[Data items]
____
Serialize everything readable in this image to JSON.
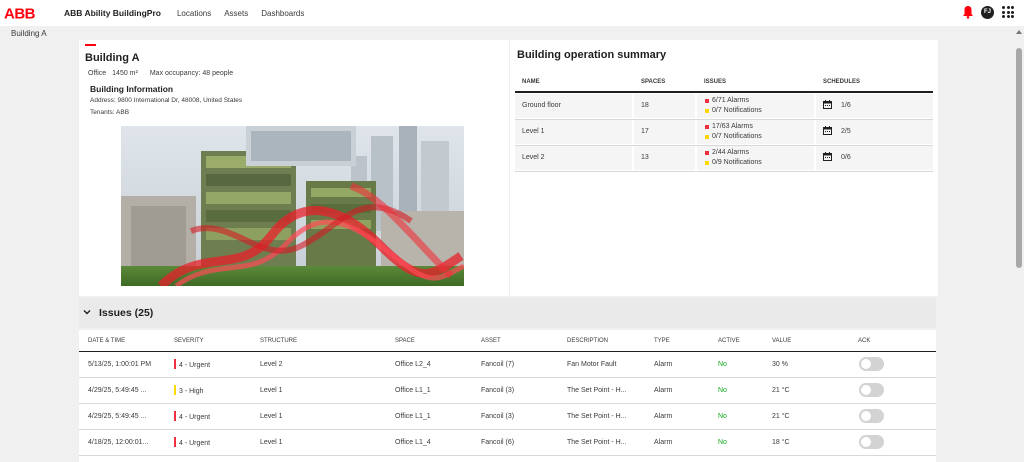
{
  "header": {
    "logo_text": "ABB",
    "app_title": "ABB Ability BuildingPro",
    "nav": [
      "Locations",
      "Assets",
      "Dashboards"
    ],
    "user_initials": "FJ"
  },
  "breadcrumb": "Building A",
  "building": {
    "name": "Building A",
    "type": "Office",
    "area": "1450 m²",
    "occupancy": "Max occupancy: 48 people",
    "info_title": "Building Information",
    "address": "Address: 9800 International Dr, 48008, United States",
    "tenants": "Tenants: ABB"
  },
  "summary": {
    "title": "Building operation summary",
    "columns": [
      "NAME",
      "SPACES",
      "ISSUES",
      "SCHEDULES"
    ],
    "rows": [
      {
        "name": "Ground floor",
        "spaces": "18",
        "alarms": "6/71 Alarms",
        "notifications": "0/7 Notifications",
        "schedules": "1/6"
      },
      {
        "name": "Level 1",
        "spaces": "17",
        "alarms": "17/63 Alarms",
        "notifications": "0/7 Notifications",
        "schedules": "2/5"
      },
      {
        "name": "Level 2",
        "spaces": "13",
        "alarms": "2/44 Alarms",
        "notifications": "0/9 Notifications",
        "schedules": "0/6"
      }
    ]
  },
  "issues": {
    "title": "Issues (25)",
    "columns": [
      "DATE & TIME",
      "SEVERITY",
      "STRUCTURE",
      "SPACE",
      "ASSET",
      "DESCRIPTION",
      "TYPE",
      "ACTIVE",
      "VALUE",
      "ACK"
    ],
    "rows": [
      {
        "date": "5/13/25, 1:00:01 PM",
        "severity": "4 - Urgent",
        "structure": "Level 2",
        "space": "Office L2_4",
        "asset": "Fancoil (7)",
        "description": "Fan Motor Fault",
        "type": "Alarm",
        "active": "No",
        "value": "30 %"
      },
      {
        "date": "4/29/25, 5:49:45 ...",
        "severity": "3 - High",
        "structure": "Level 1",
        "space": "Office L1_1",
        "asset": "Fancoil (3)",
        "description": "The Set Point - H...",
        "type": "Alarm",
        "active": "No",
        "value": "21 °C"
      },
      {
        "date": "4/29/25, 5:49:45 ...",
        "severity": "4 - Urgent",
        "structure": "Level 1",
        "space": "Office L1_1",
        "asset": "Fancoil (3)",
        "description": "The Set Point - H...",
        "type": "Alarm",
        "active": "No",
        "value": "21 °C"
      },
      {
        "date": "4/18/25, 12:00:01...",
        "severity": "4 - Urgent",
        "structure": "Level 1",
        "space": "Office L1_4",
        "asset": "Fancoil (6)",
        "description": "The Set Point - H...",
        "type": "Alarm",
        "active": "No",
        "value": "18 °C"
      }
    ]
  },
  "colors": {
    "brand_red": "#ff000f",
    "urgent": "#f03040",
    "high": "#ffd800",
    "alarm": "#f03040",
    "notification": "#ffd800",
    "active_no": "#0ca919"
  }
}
____
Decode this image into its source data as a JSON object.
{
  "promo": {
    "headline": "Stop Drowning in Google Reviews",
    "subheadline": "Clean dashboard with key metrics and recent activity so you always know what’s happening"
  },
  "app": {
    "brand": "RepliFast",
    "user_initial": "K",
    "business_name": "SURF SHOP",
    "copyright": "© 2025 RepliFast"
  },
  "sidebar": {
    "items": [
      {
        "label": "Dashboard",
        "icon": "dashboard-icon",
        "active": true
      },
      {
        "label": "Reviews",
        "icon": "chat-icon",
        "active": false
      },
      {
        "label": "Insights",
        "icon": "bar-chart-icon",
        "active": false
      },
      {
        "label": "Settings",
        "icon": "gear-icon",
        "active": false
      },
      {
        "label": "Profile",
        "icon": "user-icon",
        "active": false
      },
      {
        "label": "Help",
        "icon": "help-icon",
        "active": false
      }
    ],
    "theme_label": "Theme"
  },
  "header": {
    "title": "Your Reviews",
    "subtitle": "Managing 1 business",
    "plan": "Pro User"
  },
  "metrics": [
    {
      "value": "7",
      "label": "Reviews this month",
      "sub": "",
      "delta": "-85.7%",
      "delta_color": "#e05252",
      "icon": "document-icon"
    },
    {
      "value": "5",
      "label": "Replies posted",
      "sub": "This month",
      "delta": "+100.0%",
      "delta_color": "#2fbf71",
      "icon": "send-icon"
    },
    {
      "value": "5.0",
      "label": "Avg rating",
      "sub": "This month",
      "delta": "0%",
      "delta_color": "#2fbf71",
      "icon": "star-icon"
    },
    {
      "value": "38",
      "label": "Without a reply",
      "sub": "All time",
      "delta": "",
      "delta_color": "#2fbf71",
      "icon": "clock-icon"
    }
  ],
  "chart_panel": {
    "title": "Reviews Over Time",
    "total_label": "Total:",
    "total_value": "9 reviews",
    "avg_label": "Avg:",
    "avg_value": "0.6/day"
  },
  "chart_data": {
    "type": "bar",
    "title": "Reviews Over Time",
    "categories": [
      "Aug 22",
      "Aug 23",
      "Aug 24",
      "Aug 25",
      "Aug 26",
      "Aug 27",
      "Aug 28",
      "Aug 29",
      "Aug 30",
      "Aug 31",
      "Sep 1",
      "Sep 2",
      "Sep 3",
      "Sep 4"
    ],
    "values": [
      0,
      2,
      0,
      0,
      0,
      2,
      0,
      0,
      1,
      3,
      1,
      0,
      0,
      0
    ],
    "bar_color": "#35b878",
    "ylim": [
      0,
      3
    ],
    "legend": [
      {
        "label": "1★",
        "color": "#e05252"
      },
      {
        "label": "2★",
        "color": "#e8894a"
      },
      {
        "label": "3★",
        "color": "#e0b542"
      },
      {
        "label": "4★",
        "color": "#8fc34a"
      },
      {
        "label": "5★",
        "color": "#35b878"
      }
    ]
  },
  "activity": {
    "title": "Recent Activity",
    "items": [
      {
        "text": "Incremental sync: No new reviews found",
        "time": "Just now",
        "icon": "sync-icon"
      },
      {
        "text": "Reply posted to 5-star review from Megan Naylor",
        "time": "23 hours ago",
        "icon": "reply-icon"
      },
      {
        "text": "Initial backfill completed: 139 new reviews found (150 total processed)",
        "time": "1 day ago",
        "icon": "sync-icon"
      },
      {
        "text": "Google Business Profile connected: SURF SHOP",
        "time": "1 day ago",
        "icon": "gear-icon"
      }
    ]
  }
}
____
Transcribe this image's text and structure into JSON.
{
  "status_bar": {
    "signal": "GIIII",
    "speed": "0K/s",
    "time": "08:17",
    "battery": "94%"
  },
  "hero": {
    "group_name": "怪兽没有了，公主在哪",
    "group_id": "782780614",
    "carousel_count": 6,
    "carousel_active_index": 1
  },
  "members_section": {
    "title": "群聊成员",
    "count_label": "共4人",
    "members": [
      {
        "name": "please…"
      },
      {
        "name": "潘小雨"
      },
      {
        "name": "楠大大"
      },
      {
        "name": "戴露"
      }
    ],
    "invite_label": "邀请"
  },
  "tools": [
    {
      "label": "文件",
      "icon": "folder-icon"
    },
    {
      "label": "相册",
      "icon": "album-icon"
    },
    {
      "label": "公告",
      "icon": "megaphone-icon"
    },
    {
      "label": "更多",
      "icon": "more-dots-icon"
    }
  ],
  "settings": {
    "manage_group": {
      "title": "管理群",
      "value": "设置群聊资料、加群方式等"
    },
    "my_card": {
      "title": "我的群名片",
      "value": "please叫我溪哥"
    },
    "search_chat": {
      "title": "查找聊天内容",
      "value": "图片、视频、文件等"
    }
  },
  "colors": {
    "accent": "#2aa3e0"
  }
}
____
- Exercise directions:
Check each line above for the string "summary", then copy the ones that have it.

- Result for this task:
  "summary": {
    "title": "Building operation summary",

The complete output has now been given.